* [Passage fourni]:
Dans le Kali, les savants tiennent au roi des discours futiles. Au lieu d’entendre la lecture des Védas, on écoute celle des romans érotiques. Les Brahmanes étudient peu, et cependant ils manifestent beaucoup d’orgueil dans les assemblées.

De leur côté, les Kschatryias commettent toutes sortes de vexations ; ils sont fiers et n’ont d’égard pour personne. Ils prennent aux Brahmanes leurs vaches pour les vendre, et non seulement ils persécutent les Brahmanes, mais les bardes mêmes chargés de chanter leurs exploits, et on s’expose à la mort, soit qu’on s’oppose à leur tyrannie soit qu’on veuille s’y soustraire.

Dans ce malheureux âge, les Brahmanes ne reconnaissent pas d’impureté légale. Ils entrent sans scrupule dans la maison des gens de basse caste. Ils ne songent qu’à acquérir des richesses, quoiqu’ils n’y réussissent pas.

Tout le monde se plaint que les marchands falsifient leur marchandise sans qu’on puisse connaître leurs pratiques secrètes à cet effet. Ils sont gracieusement fripons et font avec aisance les choses les plus répréhensibles. Dans le Kali, on se moque de ses parents, on est même cruel envers eux.

Au lieu de remplir les obligations qui leur sont imposées et de se livrer aux pratiques ordonnées, les brahmanes passent leur vie au vain culte du Sâlgrâm[2] et du Tulcî[3]. Or, tandis qu’ils négligent les règles de la pénitence et de l’ablution, les Soudras connaissent mieux qu’eux leur devoir et ils font l’aumône selon leur pouvoir.

Mais écoutez encore tout ce qu’on se permet dans le Kali. On ne tient pas compte d’une bonne renommée ; on fait ainsi sans retenue les plus grandes injustices. Les méchants injurient publiquement les bons au milieu de la ville.

  1. À la lettre « à celui qui est sans désir », nisprêhi, c’est-à-dire, au faquir, au pauvre volontaire.
  2. On nomme sâlgrâm les pierres sur lesquelles se trouvent les traces d’une ou de plusieurs ammonites que les Hindous croient représenter Wischnou.
  3. Le tulu est un petit arbrisseau nommé en botanique ocimum sanctum, lequel est en grande vénération chez les Hindous, parce qu’ils le considèrent comme la métamorphose d’une nymphe que Krischna aima.

* [Données enregistrées]:
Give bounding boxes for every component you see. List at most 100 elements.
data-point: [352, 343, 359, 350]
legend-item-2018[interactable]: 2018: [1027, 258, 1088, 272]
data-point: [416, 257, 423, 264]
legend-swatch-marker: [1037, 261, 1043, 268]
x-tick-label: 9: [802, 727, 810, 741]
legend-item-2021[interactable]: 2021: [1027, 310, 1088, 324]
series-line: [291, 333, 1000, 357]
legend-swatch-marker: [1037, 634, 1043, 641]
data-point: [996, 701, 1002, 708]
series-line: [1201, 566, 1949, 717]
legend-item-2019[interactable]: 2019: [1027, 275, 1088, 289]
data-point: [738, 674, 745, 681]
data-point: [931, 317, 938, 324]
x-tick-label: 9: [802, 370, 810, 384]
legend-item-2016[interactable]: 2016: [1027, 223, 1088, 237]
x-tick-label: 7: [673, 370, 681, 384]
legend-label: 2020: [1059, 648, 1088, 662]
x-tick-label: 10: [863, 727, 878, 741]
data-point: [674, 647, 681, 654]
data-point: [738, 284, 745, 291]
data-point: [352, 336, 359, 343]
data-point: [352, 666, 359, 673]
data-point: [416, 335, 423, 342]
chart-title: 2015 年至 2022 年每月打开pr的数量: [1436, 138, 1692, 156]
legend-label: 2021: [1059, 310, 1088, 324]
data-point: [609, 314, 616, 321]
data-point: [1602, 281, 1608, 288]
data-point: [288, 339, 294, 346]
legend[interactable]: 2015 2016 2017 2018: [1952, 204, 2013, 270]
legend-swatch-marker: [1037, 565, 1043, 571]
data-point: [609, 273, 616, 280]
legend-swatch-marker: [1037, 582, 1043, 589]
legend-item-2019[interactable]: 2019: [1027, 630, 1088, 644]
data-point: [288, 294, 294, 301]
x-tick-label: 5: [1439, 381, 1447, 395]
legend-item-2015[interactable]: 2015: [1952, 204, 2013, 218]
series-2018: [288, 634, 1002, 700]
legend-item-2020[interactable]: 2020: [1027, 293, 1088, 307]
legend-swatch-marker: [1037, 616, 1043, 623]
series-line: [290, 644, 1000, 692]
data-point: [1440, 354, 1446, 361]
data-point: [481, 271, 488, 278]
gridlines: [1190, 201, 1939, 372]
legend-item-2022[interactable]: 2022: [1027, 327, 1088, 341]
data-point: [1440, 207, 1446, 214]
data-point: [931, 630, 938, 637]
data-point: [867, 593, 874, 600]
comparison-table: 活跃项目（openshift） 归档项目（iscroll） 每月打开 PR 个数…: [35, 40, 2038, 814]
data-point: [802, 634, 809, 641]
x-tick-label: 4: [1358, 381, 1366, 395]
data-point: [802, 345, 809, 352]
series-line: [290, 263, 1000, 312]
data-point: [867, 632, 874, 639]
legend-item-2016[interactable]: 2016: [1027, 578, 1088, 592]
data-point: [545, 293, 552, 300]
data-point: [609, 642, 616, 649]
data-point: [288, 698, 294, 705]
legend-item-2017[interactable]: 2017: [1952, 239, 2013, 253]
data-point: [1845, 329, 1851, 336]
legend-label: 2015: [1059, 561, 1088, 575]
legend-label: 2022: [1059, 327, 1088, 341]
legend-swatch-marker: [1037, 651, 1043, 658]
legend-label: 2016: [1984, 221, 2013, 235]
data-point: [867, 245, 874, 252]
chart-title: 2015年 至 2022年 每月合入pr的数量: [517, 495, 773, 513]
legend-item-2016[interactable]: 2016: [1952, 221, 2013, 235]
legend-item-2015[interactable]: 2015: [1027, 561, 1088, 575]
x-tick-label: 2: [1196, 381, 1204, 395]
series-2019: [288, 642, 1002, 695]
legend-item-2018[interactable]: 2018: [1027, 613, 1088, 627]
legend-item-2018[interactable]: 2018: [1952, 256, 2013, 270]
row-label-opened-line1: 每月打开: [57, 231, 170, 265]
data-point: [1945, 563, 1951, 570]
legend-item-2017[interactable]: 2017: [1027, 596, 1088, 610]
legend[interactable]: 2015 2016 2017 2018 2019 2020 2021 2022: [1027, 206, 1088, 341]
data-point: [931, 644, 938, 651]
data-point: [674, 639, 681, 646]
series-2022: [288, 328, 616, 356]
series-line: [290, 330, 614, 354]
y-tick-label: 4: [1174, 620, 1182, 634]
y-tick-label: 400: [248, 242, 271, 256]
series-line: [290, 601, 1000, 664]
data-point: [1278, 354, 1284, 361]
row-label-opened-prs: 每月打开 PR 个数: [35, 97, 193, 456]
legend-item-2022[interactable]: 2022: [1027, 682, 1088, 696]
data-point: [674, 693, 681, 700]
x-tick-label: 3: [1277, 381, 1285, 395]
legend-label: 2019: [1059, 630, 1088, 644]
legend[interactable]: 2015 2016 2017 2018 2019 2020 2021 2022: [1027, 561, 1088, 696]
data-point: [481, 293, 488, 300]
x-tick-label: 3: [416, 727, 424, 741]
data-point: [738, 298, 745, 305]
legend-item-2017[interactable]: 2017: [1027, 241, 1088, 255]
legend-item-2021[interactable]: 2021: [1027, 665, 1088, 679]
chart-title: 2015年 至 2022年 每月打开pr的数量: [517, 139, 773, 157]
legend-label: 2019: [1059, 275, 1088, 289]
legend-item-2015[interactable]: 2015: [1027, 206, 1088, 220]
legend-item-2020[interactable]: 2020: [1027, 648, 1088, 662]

* [Tâches à réaliser]:
[A] Recopiez fidèlement le texte sur le Kali, en commençant aux mots « Au lieu de remplir » et en vous arrêtant après « selon leur pouvoir. ».
[B] D'après le texte sur le Kali, qu'écoute-t-on au lieu d'entendre la lecture des Védas ?

* [Réponses aux tâches]:
[A]
Au lieu de remplir les obligations qui leur sont imposées et de se livrer aux pratiques ordonnées, les brahmanes passent leur vie au vain culte du Sâlgrâm[2] et du Tulcî[3]. Or, tandis qu’ils négligent les règles de la pénitence et de l’ablution, les Soudras connaissent mieux qu’eux leur devoir et ils font l’aumône selon leur pouvoir.

[B] On écoute la lecture des romans érotiques.